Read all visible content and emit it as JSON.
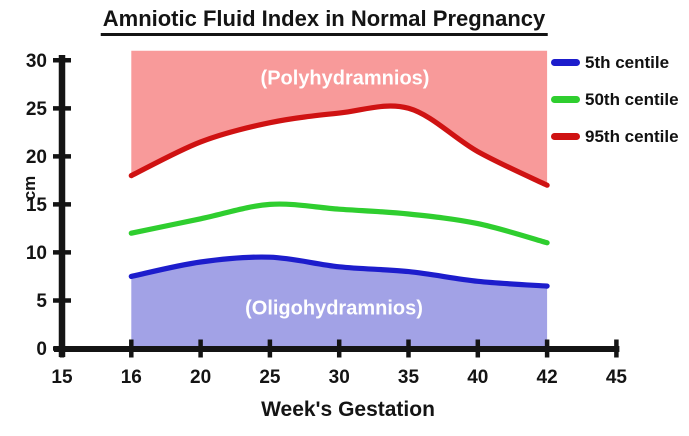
{
  "chart_data": {
    "type": "line",
    "title": "Amniotic Fluid Index in Normal Pregnancy",
    "xlabel": "Week's Gestation",
    "ylabel": "cm",
    "x_tick_labels": [
      15,
      16,
      20,
      25,
      30,
      35,
      40,
      42,
      45
    ],
    "x_axis_note": "ticks equally spaced (categorical) despite uneven week values",
    "y_ticks": [
      0,
      5,
      10,
      15,
      20,
      25,
      30
    ],
    "ylim": [
      0,
      30
    ],
    "grid": false,
    "legend_position": "right-top",
    "x": [
      16,
      20,
      25,
      30,
      35,
      40,
      42
    ],
    "series": [
      {
        "name": "5th centile",
        "color": "#1d1dcc",
        "values": [
          7.5,
          9,
          9.5,
          8.5,
          8,
          7,
          6.5
        ]
      },
      {
        "name": "50th centile",
        "color": "#2fce2f",
        "values": [
          12,
          13.5,
          15,
          14.5,
          14,
          13,
          11
        ]
      },
      {
        "name": "95th centile",
        "color": "#cf1212",
        "values": [
          18,
          21.5,
          23.5,
          24.5,
          25,
          20.5,
          17
        ]
      }
    ],
    "regions": [
      {
        "label": "(Polyhydramnios)",
        "position": "above 95th centile curve, weeks 16-42",
        "fill": "#f89a9a",
        "top_cm": 31
      },
      {
        "label": "(Oligohydramnios)",
        "position": "below 5th centile curve, weeks 16-42",
        "fill": "#a2a2e6",
        "bottom_cm": 0
      }
    ],
    "axis_color": "#141414"
  }
}
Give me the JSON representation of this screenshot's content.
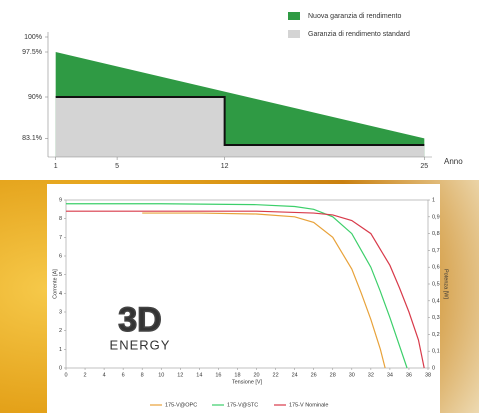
{
  "chart_data": [
    {
      "type": "area",
      "x_label": "Anno",
      "xlim": [
        0.5,
        25.5
      ],
      "xticks": [
        1,
        5,
        12,
        25
      ],
      "ylim": [
        80,
        100
      ],
      "yticks": [
        {
          "value": 100,
          "label": "100%"
        },
        {
          "value": 97.5,
          "label": "97.5%"
        },
        {
          "value": 90,
          "label": "90%"
        },
        {
          "value": 83.1,
          "label": "83.1%"
        }
      ],
      "series": [
        {
          "name": "Nuova garanzia di rendimento",
          "color": "#2f9a44",
          "x": [
            1,
            25
          ],
          "values": [
            97.5,
            83.1
          ]
        },
        {
          "name": "Garanzia di rendimento standard",
          "color": "#d4d4d4",
          "edge_color": "#111111",
          "x": [
            1,
            12,
            12,
            25
          ],
          "values": [
            90,
            90,
            82,
            82
          ]
        }
      ]
    },
    {
      "type": "line",
      "x_label": "Tensione [V]",
      "y_label": "Corrente [A]",
      "y2_label": "Potenza [W]",
      "xlim": [
        0,
        38
      ],
      "xticks": [
        0,
        2,
        4,
        6,
        8,
        10,
        12,
        14,
        16,
        18,
        20,
        22,
        24,
        26,
        28,
        30,
        32,
        34,
        36,
        38
      ],
      "ylim": [
        0,
        9
      ],
      "yticks": [
        0,
        1,
        2,
        3,
        4,
        5,
        6,
        7,
        8,
        9
      ],
      "y2lim": [
        0,
        1
      ],
      "y2ticks": [
        0,
        {
          "value": 0.1,
          "label": "0,1"
        },
        {
          "value": 0.2,
          "label": "0,2"
        },
        {
          "value": 0.3,
          "label": "0,3"
        },
        {
          "value": 0.4,
          "label": "0,4"
        },
        {
          "value": 0.5,
          "label": "0,5"
        },
        {
          "value": 0.6,
          "label": "0,6"
        },
        {
          "value": 0.7,
          "label": "0,7"
        },
        {
          "value": 0.8,
          "label": "0,8"
        },
        {
          "value": 0.9,
          "label": "0,9"
        },
        1
      ],
      "series": [
        {
          "name": "175-V@OPC",
          "color": "#e8a23a",
          "x": [
            8,
            14,
            20,
            24,
            26,
            28,
            30,
            31,
            32,
            33,
            33.5
          ],
          "values": [
            8.3,
            8.3,
            8.25,
            8.1,
            7.8,
            7.0,
            5.3,
            4.0,
            2.6,
            1.0,
            0
          ]
        },
        {
          "name": "175-V@STC",
          "color": "#3ccf6a",
          "x": [
            0,
            10,
            20,
            24,
            26,
            28,
            30,
            32,
            33,
            34,
            35,
            35.8
          ],
          "values": [
            8.8,
            8.8,
            8.75,
            8.65,
            8.5,
            8.1,
            7.2,
            5.4,
            4.1,
            2.7,
            1.2,
            0
          ]
        },
        {
          "name": "175-V Nominale",
          "color": "#d83a4a",
          "x": [
            0,
            10,
            20,
            26,
            28,
            30,
            32,
            34,
            35,
            36,
            37,
            37.6
          ],
          "values": [
            8.4,
            8.4,
            8.4,
            8.3,
            8.2,
            7.9,
            7.2,
            5.5,
            4.3,
            3.0,
            1.5,
            0
          ]
        }
      ]
    }
  ],
  "logo": {
    "main": "3D",
    "sub": "ENERGY"
  }
}
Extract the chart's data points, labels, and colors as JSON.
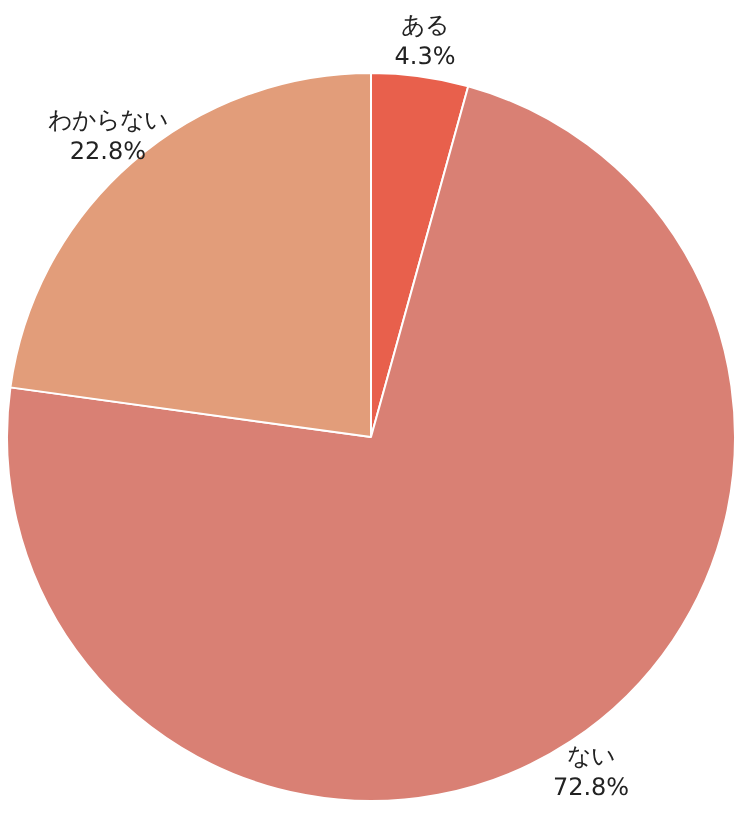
{
  "chart_data": {
    "type": "pie",
    "categories": [
      "ある",
      "ない",
      "わからない"
    ],
    "values": [
      4.3,
      72.8,
      22.8
    ],
    "colors": [
      "#e8604c",
      "#d98074",
      "#e29d7a"
    ],
    "value_labels": [
      "4.3%",
      "72.8%",
      "22.8%"
    ]
  }
}
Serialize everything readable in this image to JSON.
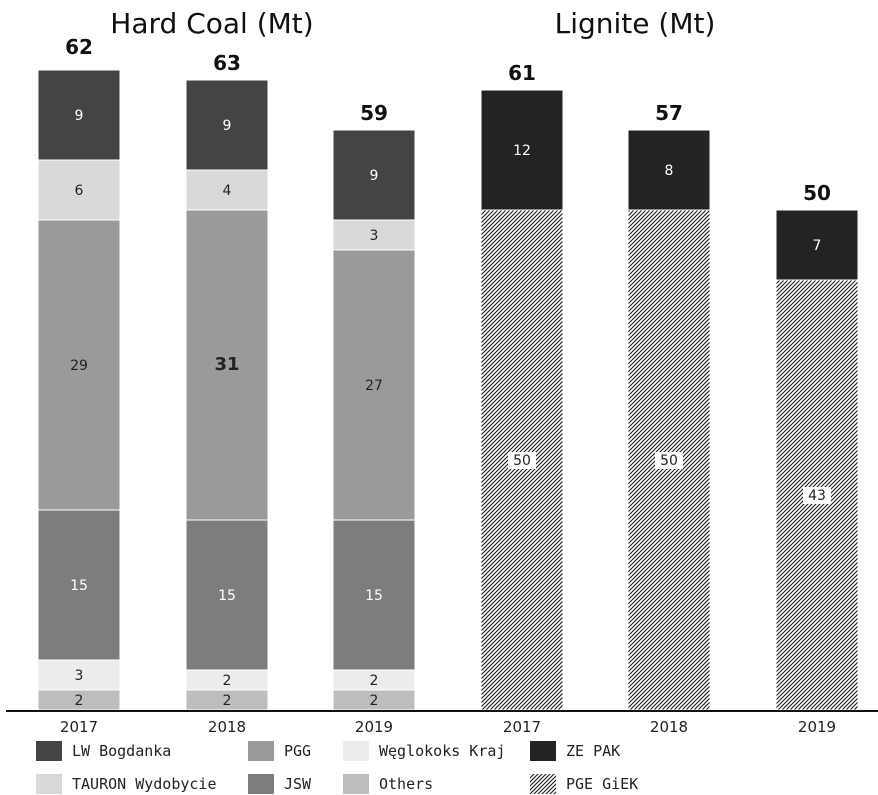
{
  "chart_data": {
    "type": "bar",
    "stacked": true,
    "groups": [
      {
        "title": "Hard Coal (Mt)",
        "categories": [
          "2017",
          "2018",
          "2019"
        ],
        "totals": [
          62,
          63,
          59
        ],
        "series": [
          {
            "name": "Others",
            "values": [
              2,
              2,
              2
            ],
            "color": "#bdbdbd"
          },
          {
            "name": "Węglokoks Kraj",
            "values": [
              3,
              2,
              2
            ],
            "color": "#ececec"
          },
          {
            "name": "JSW",
            "values": [
              15,
              15,
              15
            ],
            "color": "#7d7d7d"
          },
          {
            "name": "PGG",
            "values": [
              29,
              31,
              27
            ],
            "color": "#9a9a9a"
          },
          {
            "name": "TAURON Wydobycie",
            "values": [
              6,
              4,
              3
            ],
            "color": "#d9d9d9"
          },
          {
            "name": "LW Bogdanka",
            "values": [
              9,
              9,
              9
            ],
            "color": "#444444"
          }
        ]
      },
      {
        "title": "Lignite (Mt)",
        "categories": [
          "2017",
          "2018",
          "2019"
        ],
        "totals": [
          61,
          57,
          50
        ],
        "series": [
          {
            "name": "PGE GiEK",
            "values": [
              50,
              50,
              43
            ],
            "color": "pattern"
          },
          {
            "name": "ZE PAK",
            "values": [
              12,
              8,
              7
            ],
            "color": "#232323"
          }
        ]
      }
    ],
    "bold_labels": [
      {
        "group": 0,
        "category": "2018",
        "series": "PGG"
      }
    ],
    "legend_position": "bottom",
    "grid": false
  },
  "legend": [
    {
      "label": "LW Bogdanka",
      "color": "#444444"
    },
    {
      "label": "PGG",
      "color": "#9a9a9a"
    },
    {
      "label": "Węglokoks Kraj",
      "color": "#ececec"
    },
    {
      "label": "ZE PAK",
      "color": "#232323"
    },
    {
      "label": "TAURON Wydobycie",
      "color": "#d9d9d9"
    },
    {
      "label": "JSW",
      "color": "#7d7d7d"
    },
    {
      "label": "Others",
      "color": "#bdbdbd"
    },
    {
      "label": "PGE GiEK",
      "color": "pattern"
    }
  ]
}
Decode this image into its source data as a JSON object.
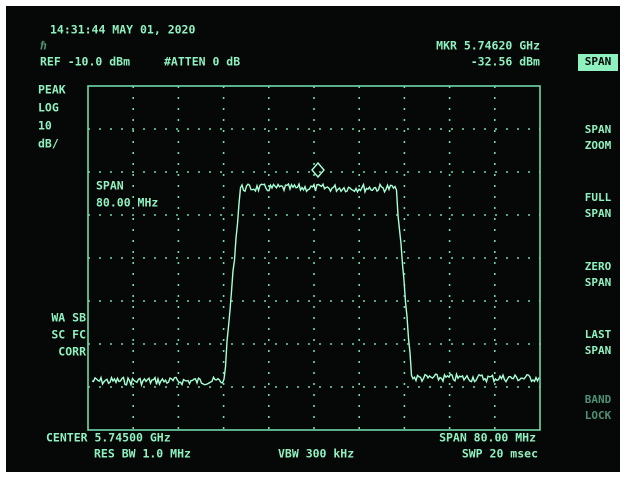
{
  "header": {
    "timestamp": "14:31:44 MAY 01, 2020",
    "ref": "REF -10.0 dBm",
    "atten": "#ATTEN 0 dB",
    "marker_freq": "MKR 5.74620 GHz",
    "marker_level": "-32.56 dBm"
  },
  "scale": [
    "PEAK",
    "LOG",
    "10",
    "dB/"
  ],
  "span_annotation": [
    "SPAN",
    "80.00 MHz"
  ],
  "corrections": [
    "WA SB",
    "SC FC",
    "CORR"
  ],
  "footer": {
    "center": "CENTER 5.74500 GHz",
    "span": "SPAN 80.00 MHz",
    "res_bw": "RES BW 1.0 MHz",
    "vbw": "VBW 300 kHz",
    "sweep": "SWP 20 msec"
  },
  "softkeys": [
    {
      "lines": [
        "SPAN"
      ]
    },
    {
      "lines": [
        "SPAN",
        "ZOOM"
      ]
    },
    {
      "lines": [
        "FULL",
        "SPAN"
      ]
    },
    {
      "lines": [
        "ZERO",
        "SPAN"
      ]
    },
    {
      "lines": [
        "LAST",
        "SPAN"
      ]
    },
    {
      "lines": [
        "BAND",
        "LOCK"
      ]
    }
  ]
}
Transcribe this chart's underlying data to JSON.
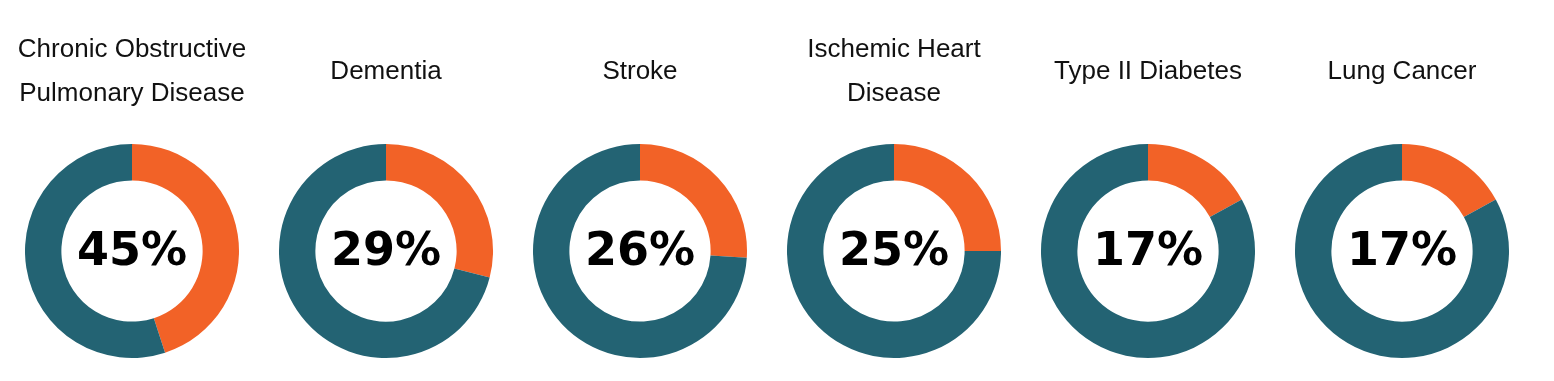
{
  "chart_data": [
    {
      "type": "donut",
      "title": "Chronic Obstructive Pulmonary Disease",
      "categories": [
        null,
        null
      ],
      "values": [
        45,
        55
      ],
      "colors": [
        "#f26227",
        "#236373"
      ],
      "value_labels": [
        "45%",
        null
      ]
    },
    {
      "type": "donut",
      "title": "Dementia",
      "categories": [
        null,
        null
      ],
      "values": [
        29,
        71
      ],
      "colors": [
        "#f26227",
        "#236373"
      ],
      "value_labels": [
        "29%",
        null
      ]
    },
    {
      "type": "donut",
      "title": "Stroke",
      "categories": [
        null,
        null
      ],
      "values": [
        26,
        74
      ],
      "colors": [
        "#f26227",
        "#236373"
      ],
      "value_labels": [
        "26%",
        null
      ]
    },
    {
      "type": "donut",
      "title": "Ischemic Heart Disease",
      "categories": [
        null,
        null
      ],
      "values": [
        25,
        75
      ],
      "colors": [
        "#f26227",
        "#236373"
      ],
      "value_labels": [
        "25%",
        null
      ]
    },
    {
      "type": "donut",
      "title": "Type II Diabetes",
      "categories": [
        null,
        null
      ],
      "values": [
        17,
        83
      ],
      "colors": [
        "#f26227",
        "#236373"
      ],
      "value_labels": [
        "17%",
        null
      ]
    },
    {
      "type": "donut",
      "title": "Lung Cancer",
      "categories": [
        null,
        null
      ],
      "values": [
        17,
        83
      ],
      "colors": [
        "#f26227",
        "#236373"
      ],
      "value_labels": [
        "17%",
        null
      ]
    }
  ]
}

TASK STATEMENT: Copy each line above containing the string "JSON".

TASK OUTPUT:
Read all visible content and emit it as JSON.
Give me the JSON representation of this screenshot's content.
Extract the chart's data points, labels, and colors as JSON.
Serialize everything readable in this image to JSON.
Decode this image into its source data as a JSON object.
Transcribe this chart's underlying data to JSON.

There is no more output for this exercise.